- SUPPLIED MATERIAL -
# # #

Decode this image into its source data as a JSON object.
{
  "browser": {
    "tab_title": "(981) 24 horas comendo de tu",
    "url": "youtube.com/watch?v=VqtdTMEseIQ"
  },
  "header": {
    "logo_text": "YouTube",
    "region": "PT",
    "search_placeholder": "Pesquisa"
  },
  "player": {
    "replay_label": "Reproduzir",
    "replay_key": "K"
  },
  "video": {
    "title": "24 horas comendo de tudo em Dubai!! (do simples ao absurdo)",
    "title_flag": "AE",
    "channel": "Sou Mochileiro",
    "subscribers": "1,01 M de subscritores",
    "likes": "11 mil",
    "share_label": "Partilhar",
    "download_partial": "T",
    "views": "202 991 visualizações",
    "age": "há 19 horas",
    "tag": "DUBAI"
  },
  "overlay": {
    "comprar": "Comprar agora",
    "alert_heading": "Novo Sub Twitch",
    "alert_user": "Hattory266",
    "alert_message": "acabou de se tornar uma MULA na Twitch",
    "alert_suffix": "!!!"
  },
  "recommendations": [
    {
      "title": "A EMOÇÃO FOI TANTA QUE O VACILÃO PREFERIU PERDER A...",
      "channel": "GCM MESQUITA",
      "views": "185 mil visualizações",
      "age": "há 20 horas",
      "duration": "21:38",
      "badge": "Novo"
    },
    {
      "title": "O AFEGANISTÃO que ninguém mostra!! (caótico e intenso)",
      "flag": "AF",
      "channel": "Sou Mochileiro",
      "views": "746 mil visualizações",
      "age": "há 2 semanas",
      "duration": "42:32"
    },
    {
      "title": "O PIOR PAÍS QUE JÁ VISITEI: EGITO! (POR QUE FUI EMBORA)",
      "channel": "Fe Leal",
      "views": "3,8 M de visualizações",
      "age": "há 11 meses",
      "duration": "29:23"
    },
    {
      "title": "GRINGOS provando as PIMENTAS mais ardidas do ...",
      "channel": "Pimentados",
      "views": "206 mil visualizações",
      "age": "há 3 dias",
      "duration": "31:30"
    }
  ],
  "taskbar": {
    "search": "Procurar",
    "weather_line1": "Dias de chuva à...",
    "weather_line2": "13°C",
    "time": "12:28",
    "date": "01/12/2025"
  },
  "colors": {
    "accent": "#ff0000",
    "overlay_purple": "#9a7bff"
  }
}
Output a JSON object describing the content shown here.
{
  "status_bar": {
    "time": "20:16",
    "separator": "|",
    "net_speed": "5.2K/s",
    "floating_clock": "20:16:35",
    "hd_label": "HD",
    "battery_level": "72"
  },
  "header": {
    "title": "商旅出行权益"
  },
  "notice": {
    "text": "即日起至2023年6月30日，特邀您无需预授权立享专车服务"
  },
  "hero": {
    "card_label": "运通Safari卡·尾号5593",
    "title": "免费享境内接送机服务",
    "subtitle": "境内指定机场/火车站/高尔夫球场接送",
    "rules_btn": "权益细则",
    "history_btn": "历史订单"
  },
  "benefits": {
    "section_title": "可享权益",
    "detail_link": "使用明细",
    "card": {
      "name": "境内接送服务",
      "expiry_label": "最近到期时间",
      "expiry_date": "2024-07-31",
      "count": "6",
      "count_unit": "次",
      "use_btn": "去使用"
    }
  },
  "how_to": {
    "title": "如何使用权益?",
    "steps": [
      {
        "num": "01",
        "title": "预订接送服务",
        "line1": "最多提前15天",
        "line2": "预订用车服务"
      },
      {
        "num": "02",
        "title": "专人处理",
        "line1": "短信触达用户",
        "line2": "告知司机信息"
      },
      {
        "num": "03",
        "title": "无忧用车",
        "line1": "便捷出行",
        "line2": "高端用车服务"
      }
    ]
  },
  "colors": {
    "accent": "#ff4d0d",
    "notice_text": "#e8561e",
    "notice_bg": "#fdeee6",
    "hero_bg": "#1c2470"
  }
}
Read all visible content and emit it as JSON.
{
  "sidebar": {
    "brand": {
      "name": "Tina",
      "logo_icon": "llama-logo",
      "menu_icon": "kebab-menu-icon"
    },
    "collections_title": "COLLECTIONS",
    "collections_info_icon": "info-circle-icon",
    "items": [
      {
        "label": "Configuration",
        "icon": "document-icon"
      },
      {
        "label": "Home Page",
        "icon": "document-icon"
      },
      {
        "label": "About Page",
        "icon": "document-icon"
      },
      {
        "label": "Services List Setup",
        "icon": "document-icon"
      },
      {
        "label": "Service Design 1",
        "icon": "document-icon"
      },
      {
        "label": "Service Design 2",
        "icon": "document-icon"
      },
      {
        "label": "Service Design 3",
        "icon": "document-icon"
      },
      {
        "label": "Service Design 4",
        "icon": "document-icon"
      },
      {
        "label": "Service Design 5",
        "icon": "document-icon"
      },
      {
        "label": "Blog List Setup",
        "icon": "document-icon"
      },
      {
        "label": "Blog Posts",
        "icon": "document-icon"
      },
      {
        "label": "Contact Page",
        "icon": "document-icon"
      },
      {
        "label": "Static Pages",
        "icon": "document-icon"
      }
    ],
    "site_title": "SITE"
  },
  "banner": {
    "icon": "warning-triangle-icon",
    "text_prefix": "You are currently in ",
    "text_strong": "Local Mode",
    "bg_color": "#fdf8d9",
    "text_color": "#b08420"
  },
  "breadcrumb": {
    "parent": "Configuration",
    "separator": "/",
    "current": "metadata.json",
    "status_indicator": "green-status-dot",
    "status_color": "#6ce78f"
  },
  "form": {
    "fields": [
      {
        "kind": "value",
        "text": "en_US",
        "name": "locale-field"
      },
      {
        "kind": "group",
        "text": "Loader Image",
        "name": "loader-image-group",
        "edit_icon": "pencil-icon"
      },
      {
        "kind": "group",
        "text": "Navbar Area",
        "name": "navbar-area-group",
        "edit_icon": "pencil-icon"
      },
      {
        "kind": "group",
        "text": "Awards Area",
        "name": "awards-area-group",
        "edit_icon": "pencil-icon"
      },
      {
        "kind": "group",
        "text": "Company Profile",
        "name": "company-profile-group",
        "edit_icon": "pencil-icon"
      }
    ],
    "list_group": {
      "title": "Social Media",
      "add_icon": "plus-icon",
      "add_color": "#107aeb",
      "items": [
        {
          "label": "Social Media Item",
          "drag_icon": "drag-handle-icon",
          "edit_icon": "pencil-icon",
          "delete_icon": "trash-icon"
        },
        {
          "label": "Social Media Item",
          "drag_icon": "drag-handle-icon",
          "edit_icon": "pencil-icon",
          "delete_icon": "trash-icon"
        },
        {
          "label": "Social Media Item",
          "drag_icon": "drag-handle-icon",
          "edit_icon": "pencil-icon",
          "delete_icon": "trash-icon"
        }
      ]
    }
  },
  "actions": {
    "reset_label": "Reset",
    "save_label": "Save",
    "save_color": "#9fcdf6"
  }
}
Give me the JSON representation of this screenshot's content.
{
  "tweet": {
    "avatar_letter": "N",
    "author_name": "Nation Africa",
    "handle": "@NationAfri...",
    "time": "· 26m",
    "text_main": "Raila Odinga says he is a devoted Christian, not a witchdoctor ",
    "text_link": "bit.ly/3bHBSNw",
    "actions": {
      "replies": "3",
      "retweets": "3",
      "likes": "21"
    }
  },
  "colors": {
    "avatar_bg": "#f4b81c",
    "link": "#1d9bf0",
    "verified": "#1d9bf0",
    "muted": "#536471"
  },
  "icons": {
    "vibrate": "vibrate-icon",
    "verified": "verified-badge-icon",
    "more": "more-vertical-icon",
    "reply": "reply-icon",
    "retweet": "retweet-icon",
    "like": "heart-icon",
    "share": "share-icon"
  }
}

# # #

- WORK INSTRUCTIONS -
Quote, without any change, each line from the one that contains "Give me the" through the end of the material.

- EXERCISE SOLUTION -
Give me the JSON representation of this screenshot's content.
{
  "tweet": {
    "avatar_letter": "N",
    "author_name": "Nation Africa",
    "handle": "@NationAfri...",
    "time": "· 26m",
    "text_main": "Raila Odinga says he is a devoted Christian, not a witchdoctor ",
    "text_link": "bit.ly/3bHBSNw",
    "actions": {
      "replies": "3",
      "retweets": "3",
      "likes": "21"
    }
  },
  "colors": {
    "avatar_bg": "#f4b81c",
    "link": "#1d9bf0",
    "verified": "#1d9bf0",
    "muted": "#536471"
  },
  "icons": {
    "vibrate": "vibrate-icon",
    "verified": "verified-badge-icon",
    "more": "more-vertical-icon",
    "reply": "reply-icon",
    "retweet": "retweet-icon",
    "like": "heart-icon",
    "share": "share-icon"
  }
}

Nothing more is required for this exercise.